**Aim of the task**
Would you transcribe each entry exactly as it stands, omitting the pictures?

**Data records**
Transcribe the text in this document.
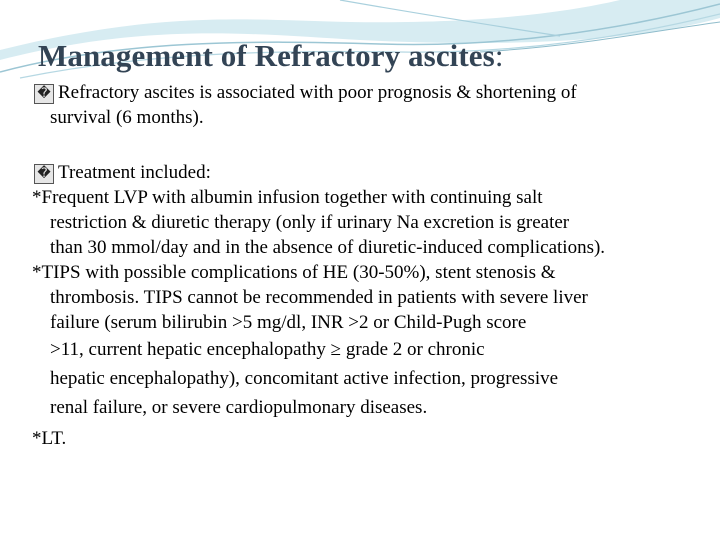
Management of Refractory ascites:
� Refractory ascites is associated with poor prognosis & shortening of
survival (6 months).
� Treatment included:
*Frequent LVP with albumin infusion together with continuing salt
restriction & diuretic therapy (only if urinary Na excretion is greater
than 30 mmol/day and in the absence of diuretic-induced complications).
*TIPS with possible complications of HE (30-50%), stent stenosis &
thrombosis. TIPS cannot be recommended in patients with severe liver
failure (serum bilirubin >5 mg/dl, INR >2 or Child-Pugh score
>11, current hepatic encephalopathy ≥ grade 2 or chronic
hepatic encephalopathy), concomitant active infection, progressive
renal failure, or severe cardiopulmonary diseases.
*LT.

**Written response**
Transcribe the text in this document.
Management of Refractory ascites:
� Refractory ascites is associated with poor prognosis & shortening of
survival (6 months).
� Treatment included:
*Frequent LVP with albumin infusion together with continuing salt
restriction & diuretic therapy (only if urinary Na excretion is greater
than 30 mmol/day and in the absence of diuretic-induced complications).
*TIPS with possible complications of HE (30-50%), stent stenosis &
thrombosis. TIPS cannot be recommended in patients with severe liver
failure (serum bilirubin >5 mg/dl, INR >2 or Child-Pugh score
>11, current hepatic encephalopathy ≥ grade 2 or chronic
hepatic encephalopathy), concomitant active infection, progressive
renal failure, or severe cardiopulmonary diseases.
*LT.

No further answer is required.